## Text segment
━━━━━━━━━━━━━━━━━━━━━━━━━━━━━━

Overhead view of rivers

Automated releases in a cross-language monorepo

On monorepos

Monorepo is a popular way of organizing code bases in large organizations like Google, Facebook and Twitter. You can also find many open source projects that use a single git repository to store and develop multiple sub-packages. Some examples are Babel and Laravel.

If you are not familiar with the term “monorepo”, check out this 5 min video from Fabien Potencier, creator of Symfony framework.

I personally have been using this technique for many years without knowing its name. The idea is very simple: you store your backend/ and frontend/ folders in one repository. This is a natural approach for full stack developers who usually touch both folders on a daily basis. It is very handy to have entire project codebase in one place when you develop and test the application. Below just a few benefits that came to my mind:

  • Fewer repositories to maintain on GitHub (less git clone and git pull commands to execute)
  • Fewer steps to install full application on local machine
  • Less CI configuration to spin up and test the entire project
  • No mocking needed (all services are installed and available for testing without faking their APIs)
  • Easier to deliver entire features that involve backend and frontend work

On the other hand, this approach isn’t applicable to all teams and all organizations. Read an article “Don’t ask if a monorepo is good for you – ask if you’re good enough for a monorepo” to learn more about monorepo disadvantages. It’s important to remember Conway’s law:

Organizations which design systems are constrained to produce designs which are copies of the communication structures of these organizations.

In case of SystemSeed, monorepos feel very natural because they reflect communication structures in a flat team of full stack developers. For different kind of organizations, setting up a monorepo may require significant changes in development & collaboration practices, which is not always worth it.

Automated releases

Back to original topic for this post, let’s say we have a monorepo with two (or more) separate packages written in different programming languages: PHP for backend and Javascript for frontend. When changes are made in one of them, or in both, we want the corresponding packages to be released in Packagist for PHP and in NPM for Javascript.

Initially I prepared myself for writing a lot of bash scripts in our CI to make automated releases for both packages work. It turned out that everything has already been written in Javascript (Atwood’s law in action), and all I needed is to install and configure a couple of packages.

━━━━━━━━━━━━━━━━━━━━━━━━━━━━━━

## Collected data
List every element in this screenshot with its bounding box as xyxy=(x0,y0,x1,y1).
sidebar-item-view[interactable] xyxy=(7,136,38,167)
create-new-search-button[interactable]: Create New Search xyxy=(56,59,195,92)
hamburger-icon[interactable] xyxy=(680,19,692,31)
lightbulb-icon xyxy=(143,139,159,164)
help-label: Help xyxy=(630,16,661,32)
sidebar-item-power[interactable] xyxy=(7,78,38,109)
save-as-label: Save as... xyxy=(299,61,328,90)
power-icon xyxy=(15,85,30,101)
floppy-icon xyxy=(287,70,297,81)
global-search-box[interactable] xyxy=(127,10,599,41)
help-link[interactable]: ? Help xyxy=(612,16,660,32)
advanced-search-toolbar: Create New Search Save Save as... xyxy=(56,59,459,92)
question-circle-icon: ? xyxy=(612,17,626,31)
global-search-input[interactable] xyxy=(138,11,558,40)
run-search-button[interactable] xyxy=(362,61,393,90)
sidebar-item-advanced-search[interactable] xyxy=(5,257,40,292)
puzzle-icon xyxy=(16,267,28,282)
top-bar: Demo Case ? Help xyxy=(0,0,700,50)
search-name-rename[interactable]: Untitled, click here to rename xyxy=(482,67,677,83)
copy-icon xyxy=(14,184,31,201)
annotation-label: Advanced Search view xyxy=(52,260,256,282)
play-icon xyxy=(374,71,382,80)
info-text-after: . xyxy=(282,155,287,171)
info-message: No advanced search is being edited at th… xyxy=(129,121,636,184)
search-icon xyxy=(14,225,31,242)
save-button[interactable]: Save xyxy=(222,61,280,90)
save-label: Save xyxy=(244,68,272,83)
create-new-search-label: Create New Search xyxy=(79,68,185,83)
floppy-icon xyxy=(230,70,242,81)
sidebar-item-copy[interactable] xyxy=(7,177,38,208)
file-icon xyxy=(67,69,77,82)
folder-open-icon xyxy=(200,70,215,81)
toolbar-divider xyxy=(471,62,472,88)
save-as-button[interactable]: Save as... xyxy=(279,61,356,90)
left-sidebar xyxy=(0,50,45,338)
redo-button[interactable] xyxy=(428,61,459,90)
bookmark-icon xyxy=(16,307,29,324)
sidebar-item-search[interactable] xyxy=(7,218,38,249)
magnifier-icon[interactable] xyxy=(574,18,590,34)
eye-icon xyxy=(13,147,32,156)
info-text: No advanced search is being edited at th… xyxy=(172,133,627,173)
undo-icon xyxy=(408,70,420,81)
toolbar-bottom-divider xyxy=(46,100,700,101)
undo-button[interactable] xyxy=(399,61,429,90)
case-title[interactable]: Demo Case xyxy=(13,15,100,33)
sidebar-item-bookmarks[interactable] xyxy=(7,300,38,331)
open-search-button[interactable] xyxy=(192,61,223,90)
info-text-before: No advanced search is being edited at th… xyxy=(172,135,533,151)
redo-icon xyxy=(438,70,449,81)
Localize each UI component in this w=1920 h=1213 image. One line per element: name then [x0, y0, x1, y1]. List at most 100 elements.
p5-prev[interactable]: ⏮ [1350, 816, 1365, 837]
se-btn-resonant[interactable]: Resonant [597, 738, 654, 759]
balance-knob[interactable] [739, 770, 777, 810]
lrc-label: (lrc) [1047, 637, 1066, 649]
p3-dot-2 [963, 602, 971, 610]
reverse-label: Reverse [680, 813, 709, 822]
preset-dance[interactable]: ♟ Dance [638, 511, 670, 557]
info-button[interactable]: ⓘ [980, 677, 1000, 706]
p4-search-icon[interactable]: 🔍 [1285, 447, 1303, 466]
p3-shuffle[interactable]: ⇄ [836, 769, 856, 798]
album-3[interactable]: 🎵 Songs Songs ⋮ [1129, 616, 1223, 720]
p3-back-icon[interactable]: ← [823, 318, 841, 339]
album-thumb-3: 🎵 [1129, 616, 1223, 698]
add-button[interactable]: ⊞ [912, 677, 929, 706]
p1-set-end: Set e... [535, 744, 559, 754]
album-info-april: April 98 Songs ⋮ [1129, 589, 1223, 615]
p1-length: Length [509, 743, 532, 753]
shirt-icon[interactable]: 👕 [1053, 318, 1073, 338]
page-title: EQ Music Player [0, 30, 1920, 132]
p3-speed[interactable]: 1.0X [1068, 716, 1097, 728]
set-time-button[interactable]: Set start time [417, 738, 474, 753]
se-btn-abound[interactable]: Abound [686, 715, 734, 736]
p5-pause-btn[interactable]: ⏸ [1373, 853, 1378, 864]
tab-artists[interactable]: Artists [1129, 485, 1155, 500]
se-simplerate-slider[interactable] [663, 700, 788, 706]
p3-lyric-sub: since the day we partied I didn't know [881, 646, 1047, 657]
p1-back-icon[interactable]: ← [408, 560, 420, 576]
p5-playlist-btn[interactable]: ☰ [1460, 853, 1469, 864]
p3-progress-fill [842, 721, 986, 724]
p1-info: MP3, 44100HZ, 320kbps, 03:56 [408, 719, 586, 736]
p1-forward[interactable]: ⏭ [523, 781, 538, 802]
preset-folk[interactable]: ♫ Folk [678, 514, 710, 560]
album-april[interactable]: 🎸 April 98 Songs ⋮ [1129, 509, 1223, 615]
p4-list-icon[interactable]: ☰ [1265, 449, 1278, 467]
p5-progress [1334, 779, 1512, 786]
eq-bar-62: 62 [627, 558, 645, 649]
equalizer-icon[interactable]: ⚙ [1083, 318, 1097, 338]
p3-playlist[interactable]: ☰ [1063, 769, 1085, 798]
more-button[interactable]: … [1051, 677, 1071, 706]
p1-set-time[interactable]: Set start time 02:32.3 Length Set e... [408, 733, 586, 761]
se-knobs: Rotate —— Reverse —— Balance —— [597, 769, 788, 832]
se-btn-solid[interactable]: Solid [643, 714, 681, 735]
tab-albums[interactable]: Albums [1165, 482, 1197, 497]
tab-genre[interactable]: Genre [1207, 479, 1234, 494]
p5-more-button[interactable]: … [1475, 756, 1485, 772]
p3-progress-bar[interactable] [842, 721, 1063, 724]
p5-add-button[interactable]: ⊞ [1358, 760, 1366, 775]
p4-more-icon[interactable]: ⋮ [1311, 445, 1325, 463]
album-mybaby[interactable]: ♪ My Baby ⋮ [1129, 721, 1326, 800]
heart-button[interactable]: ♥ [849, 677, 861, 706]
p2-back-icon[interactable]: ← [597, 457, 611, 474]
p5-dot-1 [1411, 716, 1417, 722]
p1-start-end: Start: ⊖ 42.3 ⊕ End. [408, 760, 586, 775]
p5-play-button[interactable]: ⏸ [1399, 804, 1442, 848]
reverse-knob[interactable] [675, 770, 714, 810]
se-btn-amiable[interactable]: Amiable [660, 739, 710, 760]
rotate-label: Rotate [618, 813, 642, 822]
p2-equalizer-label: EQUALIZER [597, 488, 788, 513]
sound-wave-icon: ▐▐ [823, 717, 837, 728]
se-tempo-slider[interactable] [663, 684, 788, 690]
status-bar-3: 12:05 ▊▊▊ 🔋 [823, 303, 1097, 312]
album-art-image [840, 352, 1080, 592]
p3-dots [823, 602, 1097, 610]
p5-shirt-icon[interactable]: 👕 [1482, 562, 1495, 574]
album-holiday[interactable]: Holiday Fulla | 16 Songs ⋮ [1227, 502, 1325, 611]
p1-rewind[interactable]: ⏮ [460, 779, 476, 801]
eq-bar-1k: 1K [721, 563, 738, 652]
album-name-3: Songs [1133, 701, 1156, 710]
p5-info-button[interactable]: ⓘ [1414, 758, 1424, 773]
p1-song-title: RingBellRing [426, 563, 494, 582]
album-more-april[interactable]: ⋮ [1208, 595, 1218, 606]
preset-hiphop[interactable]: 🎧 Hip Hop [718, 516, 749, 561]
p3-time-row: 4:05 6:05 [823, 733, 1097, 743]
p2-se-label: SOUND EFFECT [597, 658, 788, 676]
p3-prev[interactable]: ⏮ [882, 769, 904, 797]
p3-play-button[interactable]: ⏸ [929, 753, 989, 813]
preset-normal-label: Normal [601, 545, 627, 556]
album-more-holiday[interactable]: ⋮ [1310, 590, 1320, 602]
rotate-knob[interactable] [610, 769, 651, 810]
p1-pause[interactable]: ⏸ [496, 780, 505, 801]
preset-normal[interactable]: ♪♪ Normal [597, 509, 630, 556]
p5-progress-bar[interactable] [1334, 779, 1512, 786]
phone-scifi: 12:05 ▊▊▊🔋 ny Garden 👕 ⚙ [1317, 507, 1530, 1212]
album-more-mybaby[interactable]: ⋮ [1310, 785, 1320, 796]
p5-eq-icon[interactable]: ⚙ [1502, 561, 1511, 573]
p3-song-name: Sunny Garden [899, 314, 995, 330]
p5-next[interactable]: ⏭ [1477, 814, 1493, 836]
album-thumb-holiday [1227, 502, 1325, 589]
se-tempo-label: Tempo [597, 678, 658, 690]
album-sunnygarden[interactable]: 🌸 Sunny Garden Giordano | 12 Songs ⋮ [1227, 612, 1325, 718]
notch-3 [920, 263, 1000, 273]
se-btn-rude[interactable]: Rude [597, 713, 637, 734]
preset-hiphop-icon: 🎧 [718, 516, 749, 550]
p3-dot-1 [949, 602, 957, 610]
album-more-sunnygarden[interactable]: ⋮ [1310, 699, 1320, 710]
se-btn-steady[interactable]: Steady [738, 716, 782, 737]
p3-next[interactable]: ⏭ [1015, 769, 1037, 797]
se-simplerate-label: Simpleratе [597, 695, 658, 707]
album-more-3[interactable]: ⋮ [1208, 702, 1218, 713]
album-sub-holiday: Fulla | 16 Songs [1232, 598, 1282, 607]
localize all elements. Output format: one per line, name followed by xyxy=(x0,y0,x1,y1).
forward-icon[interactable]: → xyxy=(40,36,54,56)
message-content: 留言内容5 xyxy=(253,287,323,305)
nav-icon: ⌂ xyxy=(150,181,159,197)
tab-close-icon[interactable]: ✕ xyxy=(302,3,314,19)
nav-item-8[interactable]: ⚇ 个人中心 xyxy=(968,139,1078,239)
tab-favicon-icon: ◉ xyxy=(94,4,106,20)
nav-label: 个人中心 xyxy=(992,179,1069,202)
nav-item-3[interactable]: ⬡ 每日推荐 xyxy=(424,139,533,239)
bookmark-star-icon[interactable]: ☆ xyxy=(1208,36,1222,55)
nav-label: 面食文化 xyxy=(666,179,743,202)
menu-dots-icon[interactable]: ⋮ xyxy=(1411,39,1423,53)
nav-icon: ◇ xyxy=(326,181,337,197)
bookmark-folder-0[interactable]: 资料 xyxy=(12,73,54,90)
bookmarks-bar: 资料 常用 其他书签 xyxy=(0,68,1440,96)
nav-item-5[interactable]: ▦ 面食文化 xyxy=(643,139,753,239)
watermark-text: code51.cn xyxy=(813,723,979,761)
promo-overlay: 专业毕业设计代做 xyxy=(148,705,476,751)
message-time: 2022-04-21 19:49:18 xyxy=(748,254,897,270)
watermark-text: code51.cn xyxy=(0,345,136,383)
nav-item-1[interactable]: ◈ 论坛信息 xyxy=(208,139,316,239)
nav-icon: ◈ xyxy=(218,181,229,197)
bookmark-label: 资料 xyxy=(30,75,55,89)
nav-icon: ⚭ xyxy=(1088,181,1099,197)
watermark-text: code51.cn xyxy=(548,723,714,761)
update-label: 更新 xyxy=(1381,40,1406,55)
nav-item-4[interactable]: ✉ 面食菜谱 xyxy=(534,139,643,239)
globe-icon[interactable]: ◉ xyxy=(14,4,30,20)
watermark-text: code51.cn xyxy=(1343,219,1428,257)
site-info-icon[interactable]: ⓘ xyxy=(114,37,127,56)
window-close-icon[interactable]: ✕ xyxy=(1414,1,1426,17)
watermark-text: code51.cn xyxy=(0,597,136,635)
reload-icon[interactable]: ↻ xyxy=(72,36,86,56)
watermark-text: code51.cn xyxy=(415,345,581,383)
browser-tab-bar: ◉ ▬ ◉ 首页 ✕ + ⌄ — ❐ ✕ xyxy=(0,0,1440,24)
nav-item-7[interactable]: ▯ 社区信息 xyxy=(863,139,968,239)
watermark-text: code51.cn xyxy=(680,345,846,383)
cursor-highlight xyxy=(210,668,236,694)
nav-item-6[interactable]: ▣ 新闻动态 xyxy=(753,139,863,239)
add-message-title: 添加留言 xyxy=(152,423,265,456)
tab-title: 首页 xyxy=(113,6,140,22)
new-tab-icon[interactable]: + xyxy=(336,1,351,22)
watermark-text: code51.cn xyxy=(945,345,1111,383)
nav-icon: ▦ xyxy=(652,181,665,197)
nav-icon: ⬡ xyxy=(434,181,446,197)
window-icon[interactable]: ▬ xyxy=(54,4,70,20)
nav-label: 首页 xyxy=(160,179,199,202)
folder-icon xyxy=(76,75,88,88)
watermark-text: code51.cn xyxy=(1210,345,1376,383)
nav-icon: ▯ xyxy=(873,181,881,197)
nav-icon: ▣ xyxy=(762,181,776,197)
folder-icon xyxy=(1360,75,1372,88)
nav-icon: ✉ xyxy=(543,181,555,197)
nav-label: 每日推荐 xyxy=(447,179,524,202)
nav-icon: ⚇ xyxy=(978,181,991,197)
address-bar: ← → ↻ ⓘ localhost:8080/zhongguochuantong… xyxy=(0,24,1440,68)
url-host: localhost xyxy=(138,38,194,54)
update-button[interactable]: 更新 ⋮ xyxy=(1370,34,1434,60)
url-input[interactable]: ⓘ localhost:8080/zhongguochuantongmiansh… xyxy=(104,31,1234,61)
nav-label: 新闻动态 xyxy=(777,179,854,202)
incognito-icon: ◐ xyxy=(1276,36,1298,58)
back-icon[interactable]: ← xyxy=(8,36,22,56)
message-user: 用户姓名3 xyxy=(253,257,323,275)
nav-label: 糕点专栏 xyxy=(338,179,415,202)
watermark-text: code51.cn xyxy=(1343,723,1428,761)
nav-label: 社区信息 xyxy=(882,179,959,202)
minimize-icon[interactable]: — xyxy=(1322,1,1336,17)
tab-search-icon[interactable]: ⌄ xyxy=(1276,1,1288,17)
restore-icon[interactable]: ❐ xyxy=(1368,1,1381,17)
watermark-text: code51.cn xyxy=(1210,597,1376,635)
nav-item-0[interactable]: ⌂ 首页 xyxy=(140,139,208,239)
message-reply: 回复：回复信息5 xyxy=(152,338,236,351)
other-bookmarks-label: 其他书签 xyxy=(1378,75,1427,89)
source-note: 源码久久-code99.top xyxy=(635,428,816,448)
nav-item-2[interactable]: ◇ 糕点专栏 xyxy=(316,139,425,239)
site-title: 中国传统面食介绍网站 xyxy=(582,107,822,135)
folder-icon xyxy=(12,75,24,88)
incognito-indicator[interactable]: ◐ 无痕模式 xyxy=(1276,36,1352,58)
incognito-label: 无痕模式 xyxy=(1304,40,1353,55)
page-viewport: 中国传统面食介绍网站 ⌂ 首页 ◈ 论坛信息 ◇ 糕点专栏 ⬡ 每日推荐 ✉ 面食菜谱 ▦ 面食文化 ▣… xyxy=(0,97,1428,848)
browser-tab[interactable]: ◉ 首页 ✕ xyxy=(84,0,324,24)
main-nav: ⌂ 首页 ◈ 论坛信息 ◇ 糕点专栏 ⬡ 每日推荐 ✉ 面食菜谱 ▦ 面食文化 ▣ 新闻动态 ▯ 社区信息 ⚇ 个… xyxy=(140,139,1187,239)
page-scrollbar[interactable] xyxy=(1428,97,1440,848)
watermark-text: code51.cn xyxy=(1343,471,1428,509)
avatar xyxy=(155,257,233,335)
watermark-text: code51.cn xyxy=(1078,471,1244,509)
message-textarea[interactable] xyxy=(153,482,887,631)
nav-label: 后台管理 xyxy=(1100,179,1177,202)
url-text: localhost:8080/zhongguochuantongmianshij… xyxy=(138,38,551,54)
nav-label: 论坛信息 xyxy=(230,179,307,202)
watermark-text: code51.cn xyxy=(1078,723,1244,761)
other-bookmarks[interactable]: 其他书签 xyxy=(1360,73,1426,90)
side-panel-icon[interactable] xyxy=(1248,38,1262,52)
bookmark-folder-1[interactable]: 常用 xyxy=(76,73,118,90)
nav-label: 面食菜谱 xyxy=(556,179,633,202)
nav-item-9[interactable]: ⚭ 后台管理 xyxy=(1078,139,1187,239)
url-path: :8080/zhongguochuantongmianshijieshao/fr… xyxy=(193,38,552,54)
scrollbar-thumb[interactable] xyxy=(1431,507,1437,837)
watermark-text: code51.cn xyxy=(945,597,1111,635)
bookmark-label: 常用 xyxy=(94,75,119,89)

━━━━━━━━━━━━━━━━━━━━━━━━━━━━━━

## Action item A
In the monorepo article, rewrite the passage from "Overhead view of" up to and including "of Symfony framework.", replacing "single git repository" with "single Git repository".
## Action item B
Extend the monorepo article past its last sentence, carrying on in the same technical voice.
The items that come after the monorepo article are separate material and are not part of it.

## Answer space A
Overhead view of rivers

Automated releases in a cross-language monorepo

On monorepos

Monorepo is a popular way of organizing code bases in large organizations like Google, Facebook and Twitter. You can also find many open source projects that use a single Git repository to store and develop multiple sub-packages. Some examples are Babel and Laravel.

If you are not familiar with the term “monorepo”, check out this 5 min video from Fabien Potencier, creator of Symfony framework.

## Answer space B
Step 1: install and configure semantic-release

From project description:

semantic-release automates the whole package release workflow including: determining the next version number, generating the release notes and publishing the package.

This removes the immediate connection between human emotions and version numbers, strictly following the Semantic Versioning specification.

If all your code is written in Javascript, you can skip further reading and go ahead with semantic-release-monorepo.

In my case, I had to install semantic-release for both packages separately.

Note that Javascript version has “@semantic-release/npm” plugin enabled. This is default semantic-release behavior that I switched off for PHP. When CI will call semantic-release (later in this article), semantic-release will do the following:

  • Analyze all commit messages since previous release.
  • Decide which version number to assign to the new release based on Angular Commit Message Conventions.
  • Add a new git tag for this version and push the tag to the remote origin (along with changelog notes).
  • Release to NPM (optional, switched off for PHP).
  • Notify the team in Slack.

Step 2: Publishing to Packagist

To add a new package to Packagist you need to link a repository with a valid composer.json file in the repo root.

It means that I have to push PHP code from my monorepo to a separate PHP-only repo for Packagist to be happy.

To mirror monorepo to separate child repositories, I used splitsh-lite, the tool that is used by Laravel and Symfony for the same purpose. The tool finds commits that affected the package’s codebase and pushes them to another repository. Obviously, it preserves all commit information so that semantic-release can decide what kind of release to create for each package.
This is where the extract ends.